[Collection entries]
□ □ □ □ □ □ □

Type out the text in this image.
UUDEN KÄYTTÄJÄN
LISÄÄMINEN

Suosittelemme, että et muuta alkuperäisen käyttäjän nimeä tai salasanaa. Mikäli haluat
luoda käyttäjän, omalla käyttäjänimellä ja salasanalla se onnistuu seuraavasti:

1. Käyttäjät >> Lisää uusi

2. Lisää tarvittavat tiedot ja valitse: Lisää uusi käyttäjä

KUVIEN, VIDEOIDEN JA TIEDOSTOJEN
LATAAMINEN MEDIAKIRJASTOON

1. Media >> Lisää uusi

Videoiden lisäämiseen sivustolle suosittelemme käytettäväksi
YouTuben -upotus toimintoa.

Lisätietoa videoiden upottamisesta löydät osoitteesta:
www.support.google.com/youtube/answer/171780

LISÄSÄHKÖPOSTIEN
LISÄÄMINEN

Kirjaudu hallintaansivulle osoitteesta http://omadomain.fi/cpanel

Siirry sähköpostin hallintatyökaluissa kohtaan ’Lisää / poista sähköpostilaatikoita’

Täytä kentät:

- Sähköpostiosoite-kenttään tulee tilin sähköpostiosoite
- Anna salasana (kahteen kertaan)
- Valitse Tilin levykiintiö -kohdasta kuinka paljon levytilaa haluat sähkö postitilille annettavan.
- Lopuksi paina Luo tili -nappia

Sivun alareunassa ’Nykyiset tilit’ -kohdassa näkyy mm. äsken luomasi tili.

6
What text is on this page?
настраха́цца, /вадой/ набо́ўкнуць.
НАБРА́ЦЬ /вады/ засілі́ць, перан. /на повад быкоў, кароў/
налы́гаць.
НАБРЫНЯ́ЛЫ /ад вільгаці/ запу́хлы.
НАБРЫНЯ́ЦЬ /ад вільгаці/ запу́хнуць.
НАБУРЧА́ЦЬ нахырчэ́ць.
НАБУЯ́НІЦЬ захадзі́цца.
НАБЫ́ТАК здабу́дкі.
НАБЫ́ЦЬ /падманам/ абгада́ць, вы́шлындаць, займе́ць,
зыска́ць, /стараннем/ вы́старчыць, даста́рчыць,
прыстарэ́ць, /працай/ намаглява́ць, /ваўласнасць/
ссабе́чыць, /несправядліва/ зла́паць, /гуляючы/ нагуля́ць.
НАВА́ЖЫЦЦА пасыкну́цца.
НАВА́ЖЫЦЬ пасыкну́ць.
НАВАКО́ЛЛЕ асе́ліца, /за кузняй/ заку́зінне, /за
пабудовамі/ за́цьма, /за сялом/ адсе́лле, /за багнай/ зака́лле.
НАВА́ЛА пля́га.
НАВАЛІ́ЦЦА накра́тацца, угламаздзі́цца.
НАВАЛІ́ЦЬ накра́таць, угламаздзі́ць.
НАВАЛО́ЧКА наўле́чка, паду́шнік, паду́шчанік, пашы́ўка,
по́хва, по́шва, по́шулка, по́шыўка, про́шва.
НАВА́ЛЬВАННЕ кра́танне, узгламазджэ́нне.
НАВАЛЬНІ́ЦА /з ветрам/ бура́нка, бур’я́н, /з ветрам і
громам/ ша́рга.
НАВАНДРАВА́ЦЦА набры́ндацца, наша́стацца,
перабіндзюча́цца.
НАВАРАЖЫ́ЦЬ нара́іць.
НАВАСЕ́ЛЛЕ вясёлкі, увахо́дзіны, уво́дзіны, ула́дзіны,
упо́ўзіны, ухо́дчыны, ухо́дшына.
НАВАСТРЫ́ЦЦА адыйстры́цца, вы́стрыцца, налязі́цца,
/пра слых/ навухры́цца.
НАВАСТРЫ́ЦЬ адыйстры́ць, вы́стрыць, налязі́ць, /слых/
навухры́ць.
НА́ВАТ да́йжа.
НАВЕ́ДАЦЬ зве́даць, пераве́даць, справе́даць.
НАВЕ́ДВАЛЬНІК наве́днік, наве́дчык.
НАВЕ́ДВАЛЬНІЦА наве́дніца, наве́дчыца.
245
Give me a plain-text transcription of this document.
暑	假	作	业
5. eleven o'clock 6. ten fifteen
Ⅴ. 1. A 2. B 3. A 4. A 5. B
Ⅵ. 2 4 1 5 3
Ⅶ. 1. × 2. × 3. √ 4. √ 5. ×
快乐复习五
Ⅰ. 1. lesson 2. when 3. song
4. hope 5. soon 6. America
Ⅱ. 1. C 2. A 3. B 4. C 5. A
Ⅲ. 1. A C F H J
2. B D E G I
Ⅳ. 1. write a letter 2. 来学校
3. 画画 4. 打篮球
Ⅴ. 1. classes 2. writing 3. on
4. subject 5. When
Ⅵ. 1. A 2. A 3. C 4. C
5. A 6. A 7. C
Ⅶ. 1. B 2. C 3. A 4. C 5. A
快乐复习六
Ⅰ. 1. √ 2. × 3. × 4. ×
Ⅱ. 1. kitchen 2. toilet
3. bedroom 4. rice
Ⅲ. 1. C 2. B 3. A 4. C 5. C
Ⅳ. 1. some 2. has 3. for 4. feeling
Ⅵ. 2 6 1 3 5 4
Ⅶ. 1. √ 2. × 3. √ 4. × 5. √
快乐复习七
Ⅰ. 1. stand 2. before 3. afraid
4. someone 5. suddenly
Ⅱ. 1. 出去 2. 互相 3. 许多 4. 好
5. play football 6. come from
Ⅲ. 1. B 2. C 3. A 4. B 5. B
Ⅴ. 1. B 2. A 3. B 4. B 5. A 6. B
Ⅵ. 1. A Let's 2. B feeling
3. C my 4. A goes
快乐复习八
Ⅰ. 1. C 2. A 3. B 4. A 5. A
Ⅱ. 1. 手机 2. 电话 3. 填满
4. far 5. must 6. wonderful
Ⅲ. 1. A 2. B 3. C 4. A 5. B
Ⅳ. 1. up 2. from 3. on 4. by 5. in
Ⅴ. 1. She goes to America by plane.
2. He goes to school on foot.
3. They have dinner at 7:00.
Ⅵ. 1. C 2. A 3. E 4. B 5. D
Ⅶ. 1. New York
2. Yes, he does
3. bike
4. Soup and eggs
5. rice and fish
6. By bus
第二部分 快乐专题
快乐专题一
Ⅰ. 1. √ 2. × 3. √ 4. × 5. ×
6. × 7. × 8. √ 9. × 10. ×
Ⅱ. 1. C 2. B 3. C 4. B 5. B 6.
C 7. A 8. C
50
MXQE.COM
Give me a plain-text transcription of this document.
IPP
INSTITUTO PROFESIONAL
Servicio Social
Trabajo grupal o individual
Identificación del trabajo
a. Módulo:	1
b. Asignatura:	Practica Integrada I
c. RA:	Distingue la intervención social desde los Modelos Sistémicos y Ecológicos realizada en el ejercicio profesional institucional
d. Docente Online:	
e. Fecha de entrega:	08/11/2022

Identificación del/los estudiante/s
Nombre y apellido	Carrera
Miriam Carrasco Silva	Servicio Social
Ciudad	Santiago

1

□ □ □ □ □ □ □

• [WHAT YOU ARE ASKED TO DO] Extract all of the data shown above and repeat it verbatim.

• [FULL ANSWER]
Type out the text in this image.
UUDEN KÄYTTÄJÄN
LISÄÄMINEN

Suosittelemme, että et muuta alkuperäisen käyttäjän nimeä tai salasanaa. Mikäli haluat
luoda käyttäjän, omalla käyttäjänimellä ja salasanalla se onnistuu seuraavasti:

1. Käyttäjät >> Lisää uusi

2. Lisää tarvittavat tiedot ja valitse: Lisää uusi käyttäjä

KUVIEN, VIDEOIDEN JA TIEDOSTOJEN
LATAAMINEN MEDIAKIRJASTOON

1. Media >> Lisää uusi

Videoiden lisäämiseen sivustolle suosittelemme käytettäväksi
YouTuben -upotus toimintoa.

Lisätietoa videoiden upottamisesta löydät osoitteesta:
www.support.google.com/youtube/answer/171780

LISÄSÄHKÖPOSTIEN
LISÄÄMINEN

Kirjaudu hallintaansivulle osoitteesta http://omadomain.fi/cpanel

Siirry sähköpostin hallintatyökaluissa kohtaan ’Lisää / poista sähköpostilaatikoita’

Täytä kentät:

- Sähköpostiosoite-kenttään tulee tilin sähköpostiosoite
- Anna salasana (kahteen kertaan)
- Valitse Tilin levykiintiö -kohdasta kuinka paljon levytilaa haluat sähkö postitilille annettavan.
- Lopuksi paina Luo tili -nappia

Sivun alareunassa ’Nykyiset tilit’ -kohdassa näkyy mm. äsken luomasi tili.

6
What text is on this page?
настраха́цца, /вадой/ набо́ўкнуць.
НАБРА́ЦЬ /вады/ засілі́ць, перан. /на повад быкоў, кароў/
налы́гаць.
НАБРЫНЯ́ЛЫ /ад вільгаці/ запу́хлы.
НАБРЫНЯ́ЦЬ /ад вільгаці/ запу́хнуць.
НАБУРЧА́ЦЬ нахырчэ́ць.
НАБУЯ́НІЦЬ захадзі́цца.
НАБЫ́ТАК здабу́дкі.
НАБЫ́ЦЬ /падманам/ абгада́ць, вы́шлындаць, займе́ць,
зыска́ць, /стараннем/ вы́старчыць, даста́рчыць,
прыстарэ́ць, /працай/ намаглява́ць, /ваўласнасць/
ссабе́чыць, /несправядліва/ зла́паць, /гуляючы/ нагуля́ць.
НАВА́ЖЫЦЦА пасыкну́цца.
НАВА́ЖЫЦЬ пасыкну́ць.
НАВАКО́ЛЛЕ асе́ліца, /за кузняй/ заку́зінне, /за
пабудовамі/ за́цьма, /за сялом/ адсе́лле, /за багнай/ зака́лле.
НАВА́ЛА пля́га.
НАВАЛІ́ЦЦА накра́тацца, угламаздзі́цца.
НАВАЛІ́ЦЬ накра́таць, угламаздзі́ць.
НАВАЛО́ЧКА наўле́чка, паду́шнік, паду́шчанік, пашы́ўка,
по́хва, по́шва, по́шулка, по́шыўка, про́шва.
НАВА́ЛЬВАННЕ кра́танне, узгламазджэ́нне.
НАВАЛЬНІ́ЦА /з ветрам/ бура́нка, бур’я́н, /з ветрам і
громам/ ша́рга.
НАВАНДРАВА́ЦЦА набры́ндацца, наша́стацца,
перабіндзюча́цца.
НАВАРАЖЫ́ЦЬ нара́іць.
НАВАСЕ́ЛЛЕ вясёлкі, увахо́дзіны, уво́дзіны, ула́дзіны,
упо́ўзіны, ухо́дчыны, ухо́дшына.
НАВАСТРЫ́ЦЦА адыйстры́цца, вы́стрыцца, налязі́цца,
/пра слых/ навухры́цца.
НАВАСТРЫ́ЦЬ адыйстры́ць, вы́стрыць, налязі́ць, /слых/
навухры́ць.
НА́ВАТ да́йжа.
НАВЕ́ДАЦЬ зве́даць, пераве́даць, справе́даць.
НАВЕ́ДВАЛЬНІК наве́днік, наве́дчык.
НАВЕ́ДВАЛЬНІЦА наве́дніца, наве́дчыца.
245
Give me a plain-text transcription of this document.
暑	假	作	业
5. eleven o'clock 6. ten fifteen
Ⅴ. 1. A 2. B 3. A 4. A 5. B
Ⅵ. 2 4 1 5 3
Ⅶ. 1. × 2. × 3. √ 4. √ 5. ×
快乐复习五
Ⅰ. 1. lesson 2. when 3. song
4. hope 5. soon 6. America
Ⅱ. 1. C 2. A 3. B 4. C 5. A
Ⅲ. 1. A C F H J
2. B D E G I
Ⅳ. 1. write a letter 2. 来学校
3. 画画 4. 打篮球
Ⅴ. 1. classes 2. writing 3. on
4. subject 5. When
Ⅵ. 1. A 2. A 3. C 4. C
5. A 6. A 7. C
Ⅶ. 1. B 2. C 3. A 4. C 5. A
快乐复习六
Ⅰ. 1. √ 2. × 3. × 4. ×
Ⅱ. 1. kitchen 2. toilet
3. bedroom 4. rice
Ⅲ. 1. C 2. B 3. A 4. C 5. C
Ⅳ. 1. some 2. has 3. for 4. feeling
Ⅵ. 2 6 1 3 5 4
Ⅶ. 1. √ 2. × 3. √ 4. × 5. √
快乐复习七
Ⅰ. 1. stand 2. before 3. afraid
4. someone 5. suddenly
Ⅱ. 1. 出去 2. 互相 3. 许多 4. 好
5. play football 6. come from
Ⅲ. 1. B 2. C 3. A 4. B 5. B
Ⅴ. 1. B 2. A 3. B 4. B 5. A 6. B
Ⅵ. 1. A Let's 2. B feeling
3. C my 4. A goes
快乐复习八
Ⅰ. 1. C 2. A 3. B 4. A 5. A
Ⅱ. 1. 手机 2. 电话 3. 填满
4. far 5. must 6. wonderful
Ⅲ. 1. A 2. B 3. C 4. A 5. B
Ⅳ. 1. up 2. from 3. on 4. by 5. in
Ⅴ. 1. She goes to America by plane.
2. He goes to school on foot.
3. They have dinner at 7:00.
Ⅵ. 1. C 2. A 3. E 4. B 5. D
Ⅶ. 1. New York
2. Yes, he does
3. bike
4. Soup and eggs
5. rice and fish
6. By bus
第二部分 快乐专题
快乐专题一
Ⅰ. 1. √ 2. × 3. √ 4. × 5. ×
6. × 7. × 8. √ 9. × 10. ×
Ⅱ. 1. C 2. B 3. C 4. B 5. B 6.
C 7. A 8. C
50
MXQE.COM
Give me a plain-text transcription of this document.
IPP
INSTITUTO PROFESIONAL
Servicio Social
Trabajo grupal o individual
Identificación del trabajo
a. Módulo:	1
b. Asignatura:	Practica Integrada I
c. RA:	Distingue la intervención social desde los Modelos Sistémicos y Ecológicos realizada en el ejercicio profesional institucional
d. Docente Online:	
e. Fecha de entrega:	08/11/2022

Identificación del/los estudiante/s
Nombre y apellido	Carrera
Miriam Carrasco Silva	Servicio Social
Ciudad	Santiago

1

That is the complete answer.